**RECORDS SUPPLIED:**
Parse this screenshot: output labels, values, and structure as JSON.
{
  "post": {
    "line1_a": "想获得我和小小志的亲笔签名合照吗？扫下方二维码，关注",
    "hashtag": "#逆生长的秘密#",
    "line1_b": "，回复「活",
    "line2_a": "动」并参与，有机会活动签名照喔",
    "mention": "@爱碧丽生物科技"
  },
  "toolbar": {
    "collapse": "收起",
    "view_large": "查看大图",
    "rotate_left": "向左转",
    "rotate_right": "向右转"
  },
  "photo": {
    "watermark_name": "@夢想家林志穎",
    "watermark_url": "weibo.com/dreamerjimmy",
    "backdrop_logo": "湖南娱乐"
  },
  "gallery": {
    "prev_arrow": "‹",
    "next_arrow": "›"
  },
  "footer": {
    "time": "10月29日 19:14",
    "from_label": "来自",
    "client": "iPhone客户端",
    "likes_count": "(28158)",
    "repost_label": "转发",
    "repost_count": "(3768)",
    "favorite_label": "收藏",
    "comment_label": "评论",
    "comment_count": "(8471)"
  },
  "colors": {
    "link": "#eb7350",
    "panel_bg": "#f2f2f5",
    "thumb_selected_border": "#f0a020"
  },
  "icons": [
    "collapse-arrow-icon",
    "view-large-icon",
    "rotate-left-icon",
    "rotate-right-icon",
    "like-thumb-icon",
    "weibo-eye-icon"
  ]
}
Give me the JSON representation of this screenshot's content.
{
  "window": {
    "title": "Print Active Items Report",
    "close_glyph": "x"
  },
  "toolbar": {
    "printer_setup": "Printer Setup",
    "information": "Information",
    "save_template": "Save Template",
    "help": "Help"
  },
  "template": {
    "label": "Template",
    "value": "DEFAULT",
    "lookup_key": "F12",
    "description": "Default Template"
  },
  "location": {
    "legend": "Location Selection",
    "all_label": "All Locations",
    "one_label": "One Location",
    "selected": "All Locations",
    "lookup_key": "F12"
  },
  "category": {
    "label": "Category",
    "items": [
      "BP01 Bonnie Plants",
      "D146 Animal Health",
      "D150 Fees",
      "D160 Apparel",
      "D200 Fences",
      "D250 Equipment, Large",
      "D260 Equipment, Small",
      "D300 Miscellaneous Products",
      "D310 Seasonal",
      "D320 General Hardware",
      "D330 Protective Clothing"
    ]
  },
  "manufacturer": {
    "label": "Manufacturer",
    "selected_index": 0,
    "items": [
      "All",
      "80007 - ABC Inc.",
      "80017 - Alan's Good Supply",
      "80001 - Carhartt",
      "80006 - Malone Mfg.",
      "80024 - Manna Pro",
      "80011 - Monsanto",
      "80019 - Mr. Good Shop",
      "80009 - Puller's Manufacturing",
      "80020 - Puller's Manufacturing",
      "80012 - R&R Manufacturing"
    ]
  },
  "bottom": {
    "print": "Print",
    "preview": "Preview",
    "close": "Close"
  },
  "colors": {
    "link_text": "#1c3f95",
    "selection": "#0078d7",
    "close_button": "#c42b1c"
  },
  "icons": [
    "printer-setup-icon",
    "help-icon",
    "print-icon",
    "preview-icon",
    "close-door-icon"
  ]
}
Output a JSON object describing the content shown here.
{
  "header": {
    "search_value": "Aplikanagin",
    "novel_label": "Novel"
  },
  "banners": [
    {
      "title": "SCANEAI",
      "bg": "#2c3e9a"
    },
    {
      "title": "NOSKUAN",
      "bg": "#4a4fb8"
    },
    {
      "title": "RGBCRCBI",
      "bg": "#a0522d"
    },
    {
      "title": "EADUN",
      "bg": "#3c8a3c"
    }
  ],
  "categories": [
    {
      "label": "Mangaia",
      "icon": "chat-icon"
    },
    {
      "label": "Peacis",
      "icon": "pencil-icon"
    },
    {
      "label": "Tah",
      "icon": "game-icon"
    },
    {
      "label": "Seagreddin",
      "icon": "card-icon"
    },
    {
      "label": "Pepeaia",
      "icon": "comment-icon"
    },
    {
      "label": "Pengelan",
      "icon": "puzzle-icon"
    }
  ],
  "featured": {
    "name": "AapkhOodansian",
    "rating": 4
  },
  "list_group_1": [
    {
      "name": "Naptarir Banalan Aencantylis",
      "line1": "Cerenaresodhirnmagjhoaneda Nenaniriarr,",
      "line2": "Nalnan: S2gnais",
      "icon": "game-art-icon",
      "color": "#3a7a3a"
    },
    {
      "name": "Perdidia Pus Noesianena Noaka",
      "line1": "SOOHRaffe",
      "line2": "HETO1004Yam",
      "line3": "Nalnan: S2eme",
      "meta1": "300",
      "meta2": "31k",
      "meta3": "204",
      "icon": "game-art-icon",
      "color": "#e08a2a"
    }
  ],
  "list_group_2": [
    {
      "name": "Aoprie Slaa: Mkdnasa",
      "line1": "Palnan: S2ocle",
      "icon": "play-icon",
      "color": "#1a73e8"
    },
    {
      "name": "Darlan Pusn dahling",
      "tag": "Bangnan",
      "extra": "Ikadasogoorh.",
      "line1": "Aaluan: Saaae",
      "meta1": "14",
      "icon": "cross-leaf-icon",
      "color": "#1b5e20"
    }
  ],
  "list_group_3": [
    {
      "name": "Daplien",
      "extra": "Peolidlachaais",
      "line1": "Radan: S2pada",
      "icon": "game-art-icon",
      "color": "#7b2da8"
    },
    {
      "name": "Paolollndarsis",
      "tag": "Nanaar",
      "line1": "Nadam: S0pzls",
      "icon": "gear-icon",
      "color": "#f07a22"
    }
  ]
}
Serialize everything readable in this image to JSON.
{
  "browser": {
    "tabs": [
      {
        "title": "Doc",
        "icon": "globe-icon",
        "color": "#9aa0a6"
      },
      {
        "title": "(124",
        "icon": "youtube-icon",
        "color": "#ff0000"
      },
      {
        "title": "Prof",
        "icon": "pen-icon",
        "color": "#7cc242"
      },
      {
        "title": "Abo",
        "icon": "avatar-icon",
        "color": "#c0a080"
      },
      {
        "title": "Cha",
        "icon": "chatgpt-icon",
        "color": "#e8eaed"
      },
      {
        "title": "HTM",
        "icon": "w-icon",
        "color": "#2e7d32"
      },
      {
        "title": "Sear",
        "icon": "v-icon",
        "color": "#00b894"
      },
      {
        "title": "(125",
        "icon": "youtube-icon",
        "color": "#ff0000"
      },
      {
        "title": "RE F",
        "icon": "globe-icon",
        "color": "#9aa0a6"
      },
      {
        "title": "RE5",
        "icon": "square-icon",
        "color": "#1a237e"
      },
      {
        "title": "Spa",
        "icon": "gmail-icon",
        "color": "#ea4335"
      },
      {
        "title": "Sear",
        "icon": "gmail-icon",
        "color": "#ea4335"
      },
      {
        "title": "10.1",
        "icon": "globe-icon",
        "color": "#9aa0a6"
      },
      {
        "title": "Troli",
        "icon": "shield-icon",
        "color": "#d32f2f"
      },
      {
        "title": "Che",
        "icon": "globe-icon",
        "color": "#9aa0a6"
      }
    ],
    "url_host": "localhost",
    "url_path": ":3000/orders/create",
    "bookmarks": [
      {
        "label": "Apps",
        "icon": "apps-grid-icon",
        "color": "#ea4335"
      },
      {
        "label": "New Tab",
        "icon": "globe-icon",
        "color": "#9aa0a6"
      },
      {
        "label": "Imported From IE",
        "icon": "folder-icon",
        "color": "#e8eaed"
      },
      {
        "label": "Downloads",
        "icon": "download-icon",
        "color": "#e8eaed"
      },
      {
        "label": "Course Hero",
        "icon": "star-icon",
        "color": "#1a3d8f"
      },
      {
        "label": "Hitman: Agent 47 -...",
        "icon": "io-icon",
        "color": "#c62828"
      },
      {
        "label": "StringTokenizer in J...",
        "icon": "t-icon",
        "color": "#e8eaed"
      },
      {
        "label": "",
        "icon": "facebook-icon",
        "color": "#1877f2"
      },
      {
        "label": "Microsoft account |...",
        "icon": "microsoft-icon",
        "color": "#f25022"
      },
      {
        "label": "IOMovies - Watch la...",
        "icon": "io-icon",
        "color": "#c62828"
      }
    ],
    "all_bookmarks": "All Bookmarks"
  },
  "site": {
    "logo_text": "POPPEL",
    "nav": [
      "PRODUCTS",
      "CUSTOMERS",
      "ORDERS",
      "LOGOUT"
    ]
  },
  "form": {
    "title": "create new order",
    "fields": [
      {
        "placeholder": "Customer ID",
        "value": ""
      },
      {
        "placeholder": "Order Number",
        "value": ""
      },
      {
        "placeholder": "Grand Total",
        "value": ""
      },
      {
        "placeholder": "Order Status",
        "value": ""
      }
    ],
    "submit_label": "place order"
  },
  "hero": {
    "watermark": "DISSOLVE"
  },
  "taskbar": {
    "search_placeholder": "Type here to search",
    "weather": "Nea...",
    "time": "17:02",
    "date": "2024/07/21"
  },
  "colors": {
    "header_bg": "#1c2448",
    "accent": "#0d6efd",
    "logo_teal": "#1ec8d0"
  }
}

**PROBLEM:**
Give back only a number, the number of lines where the string "weibo" occurs.

**FINAL ANSWER:**
2